↓↓↓
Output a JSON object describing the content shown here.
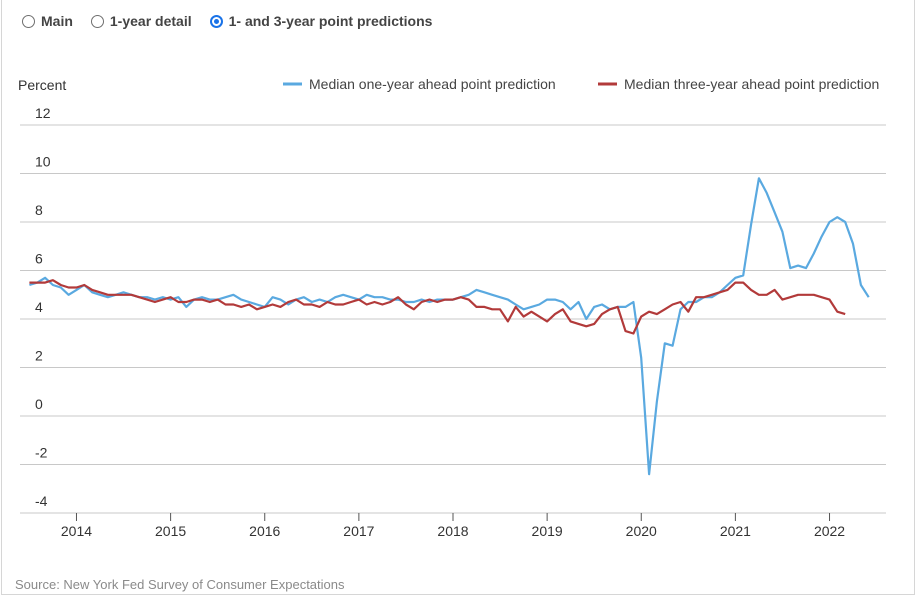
{
  "controls": {
    "options": [
      {
        "label": "Main",
        "checked": false
      },
      {
        "label": "1-year detail",
        "checked": false
      },
      {
        "label": "1- and 3-year point predictions",
        "checked": true
      }
    ]
  },
  "source": "Source: New York Fed Survey of Consumer Expectations",
  "colors": {
    "one_year": "#5aa9e0",
    "three_year": "#b23a3a",
    "grid": "#c8c8c8"
  },
  "chart_data": {
    "type": "line",
    "title": "",
    "ylabel": "Percent",
    "xlabel": "",
    "ylim": [
      -4,
      12
    ],
    "yticks": [
      12,
      10,
      8,
      6,
      4,
      2,
      0,
      -2,
      -4
    ],
    "xlim": [
      2013.4,
      2022.6
    ],
    "xticks": [
      "2014",
      "2015",
      "2016",
      "2017",
      "2018",
      "2019",
      "2020",
      "2021",
      "2022"
    ],
    "legend_position": "top-right",
    "grid": true,
    "series": [
      {
        "name": "Median one-year ahead point prediction",
        "x_start": 2013.5,
        "x_step": 0.08333,
        "values": [
          5.4,
          5.5,
          5.7,
          5.4,
          5.3,
          5.0,
          5.2,
          5.4,
          5.1,
          5.0,
          4.9,
          5.0,
          5.1,
          5.0,
          4.9,
          4.9,
          4.8,
          4.9,
          4.8,
          4.9,
          4.5,
          4.8,
          4.9,
          4.8,
          4.8,
          4.9,
          5.0,
          4.8,
          4.7,
          4.6,
          4.5,
          4.9,
          4.8,
          4.6,
          4.8,
          4.9,
          4.7,
          4.8,
          4.7,
          4.9,
          5.0,
          4.9,
          4.8,
          5.0,
          4.9,
          4.9,
          4.8,
          4.8,
          4.7,
          4.7,
          4.8,
          4.7,
          4.8,
          4.8,
          4.8,
          4.9,
          5.0,
          5.2,
          5.1,
          5.0,
          4.9,
          4.8,
          4.6,
          4.4,
          4.5,
          4.6,
          4.8,
          4.8,
          4.7,
          4.4,
          4.7,
          4.0,
          4.5,
          4.6,
          4.4,
          4.5,
          4.5,
          4.7,
          2.4,
          -2.4,
          0.6,
          3.0,
          2.9,
          4.4,
          4.7,
          4.7,
          4.9,
          4.9,
          5.1,
          5.4,
          5.7,
          5.8,
          7.9,
          9.8,
          9.2,
          8.4,
          7.6,
          6.1,
          6.2,
          6.1,
          6.7,
          7.4,
          8.0,
          8.2,
          8.0,
          7.1,
          5.4,
          4.9
        ]
      },
      {
        "name": "Median three-year ahead point prediction",
        "x_start": 2013.5,
        "x_step": 0.08333,
        "values": [
          5.5,
          5.5,
          5.5,
          5.6,
          5.4,
          5.3,
          5.3,
          5.4,
          5.2,
          5.1,
          5.0,
          5.0,
          5.0,
          5.0,
          4.9,
          4.8,
          4.7,
          4.8,
          4.9,
          4.7,
          4.7,
          4.8,
          4.8,
          4.7,
          4.8,
          4.6,
          4.6,
          4.5,
          4.6,
          4.4,
          4.5,
          4.6,
          4.5,
          4.7,
          4.8,
          4.6,
          4.6,
          4.5,
          4.7,
          4.6,
          4.6,
          4.7,
          4.8,
          4.6,
          4.7,
          4.6,
          4.7,
          4.9,
          4.6,
          4.4,
          4.7,
          4.8,
          4.7,
          4.8,
          4.8,
          4.9,
          4.8,
          4.5,
          4.5,
          4.4,
          4.4,
          3.9,
          4.5,
          4.1,
          4.3,
          4.1,
          3.9,
          4.2,
          4.4,
          3.9,
          3.8,
          3.7,
          3.8,
          4.2,
          4.4,
          4.5,
          3.5,
          3.4,
          4.1,
          4.3,
          4.2,
          4.4,
          4.6,
          4.7,
          4.3,
          4.9,
          4.9,
          5.0,
          5.1,
          5.2,
          5.5,
          5.5,
          5.2,
          5.0,
          5.0,
          5.2,
          4.8,
          4.9,
          5.0,
          5.0,
          5.0,
          4.9,
          4.8,
          4.3,
          4.2
        ]
      }
    ]
  }
}
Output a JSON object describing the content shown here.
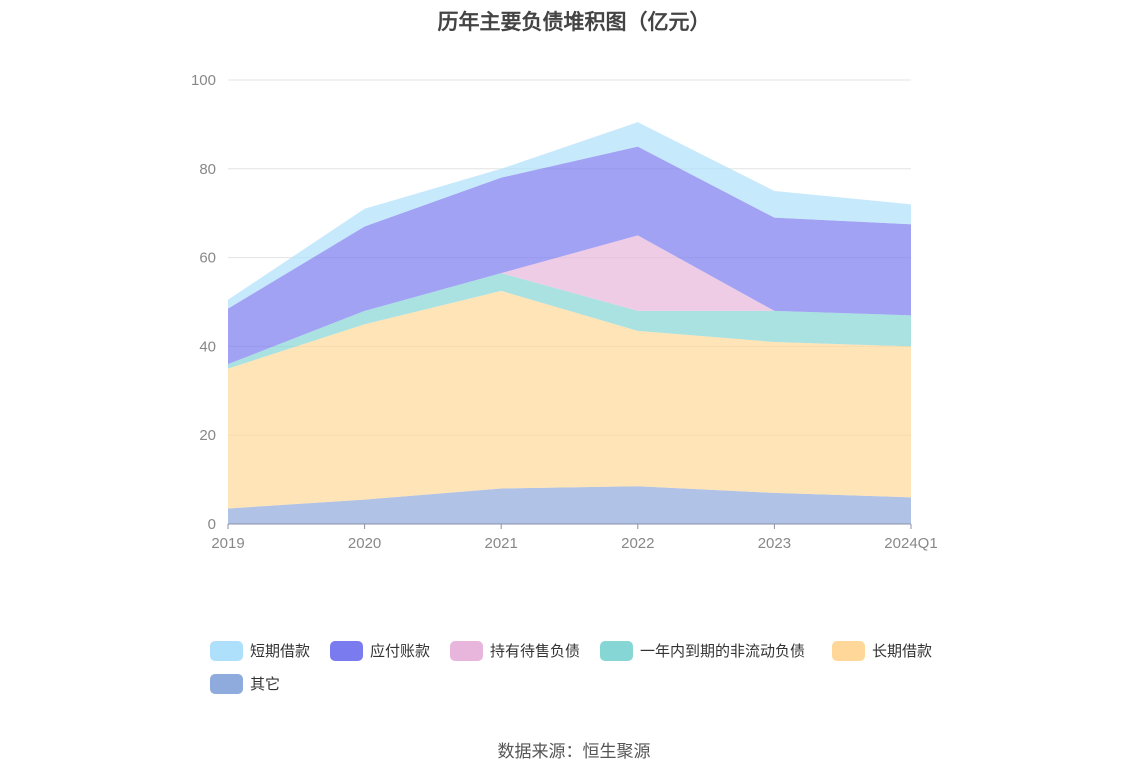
↑↑↑
Stated exercise: Restate the data above word for word. Skip every picture.

The response:
Output a JSON object describing the content shown here.
{
  "controls": {
    "options": [
      {
        "label": "Main",
        "checked": false
      },
      {
        "label": "1-year detail",
        "checked": false
      },
      {
        "label": "1- and 3-year point predictions",
        "checked": true
      }
    ]
  },
  "source": "Source: New York Fed Survey of Consumer Expectations",
  "colors": {
    "one_year": "#5aa9e0",
    "three_year": "#b23a3a",
    "grid": "#c8c8c8"
  },
  "chart_data": {
    "type": "line",
    "title": "",
    "ylabel": "Percent",
    "xlabel": "",
    "ylim": [
      -4,
      12
    ],
    "yticks": [
      12,
      10,
      8,
      6,
      4,
      2,
      0,
      -2,
      -4
    ],
    "xlim": [
      2013.4,
      2022.6
    ],
    "xticks": [
      "2014",
      "2015",
      "2016",
      "2017",
      "2018",
      "2019",
      "2020",
      "2021",
      "2022"
    ],
    "legend_position": "top-right",
    "grid": true,
    "series": [
      {
        "name": "Median one-year ahead point prediction",
        "x_start": 2013.5,
        "x_step": 0.08333,
        "values": [
          5.4,
          5.5,
          5.7,
          5.4,
          5.3,
          5.0,
          5.2,
          5.4,
          5.1,
          5.0,
          4.9,
          5.0,
          5.1,
          5.0,
          4.9,
          4.9,
          4.8,
          4.9,
          4.8,
          4.9,
          4.5,
          4.8,
          4.9,
          4.8,
          4.8,
          4.9,
          5.0,
          4.8,
          4.7,
          4.6,
          4.5,
          4.9,
          4.8,
          4.6,
          4.8,
          4.9,
          4.7,
          4.8,
          4.7,
          4.9,
          5.0,
          4.9,
          4.8,
          5.0,
          4.9,
          4.9,
          4.8,
          4.8,
          4.7,
          4.7,
          4.8,
          4.7,
          4.8,
          4.8,
          4.8,
          4.9,
          5.0,
          5.2,
          5.1,
          5.0,
          4.9,
          4.8,
          4.6,
          4.4,
          4.5,
          4.6,
          4.8,
          4.8,
          4.7,
          4.4,
          4.7,
          4.0,
          4.5,
          4.6,
          4.4,
          4.5,
          4.5,
          4.7,
          2.4,
          -2.4,
          0.6,
          3.0,
          2.9,
          4.4,
          4.7,
          4.7,
          4.9,
          4.9,
          5.1,
          5.4,
          5.7,
          5.8,
          7.9,
          9.8,
          9.2,
          8.4,
          7.6,
          6.1,
          6.2,
          6.1,
          6.7,
          7.4,
          8.0,
          8.2,
          8.0,
          7.1,
          5.4,
          4.9
        ]
      },
      {
        "name": "Median three-year ahead point prediction",
        "x_start": 2013.5,
        "x_step": 0.08333,
        "values": [
          5.5,
          5.5,
          5.5,
          5.6,
          5.4,
          5.3,
          5.3,
          5.4,
          5.2,
          5.1,
          5.0,
          5.0,
          5.0,
          5.0,
          4.9,
          4.8,
          4.7,
          4.8,
          4.9,
          4.7,
          4.7,
          4.8,
          4.8,
          4.7,
          4.8,
          4.6,
          4.6,
          4.5,
          4.6,
          4.4,
          4.5,
          4.6,
          4.5,
          4.7,
          4.8,
          4.6,
          4.6,
          4.5,
          4.7,
          4.6,
          4.6,
          4.7,
          4.8,
          4.6,
          4.7,
          4.6,
          4.7,
          4.9,
          4.6,
          4.4,
          4.7,
          4.8,
          4.7,
          4.8,
          4.8,
          4.9,
          4.8,
          4.5,
          4.5,
          4.4,
          4.4,
          3.9,
          4.5,
          4.1,
          4.3,
          4.1,
          3.9,
          4.2,
          4.4,
          3.9,
          3.8,
          3.7,
          3.8,
          4.2,
          4.4,
          4.5,
          3.5,
          3.4,
          4.1,
          4.3,
          4.2,
          4.4,
          4.6,
          4.7,
          4.3,
          4.9,
          4.9,
          5.0,
          5.1,
          5.2,
          5.5,
          5.5,
          5.2,
          5.0,
          5.0,
          5.2,
          4.8,
          4.9,
          5.0,
          5.0,
          5.0,
          4.9,
          4.8,
          4.3,
          4.2
        ]
      }
    ]
  }
}
Output a JSON object describing the content shown here.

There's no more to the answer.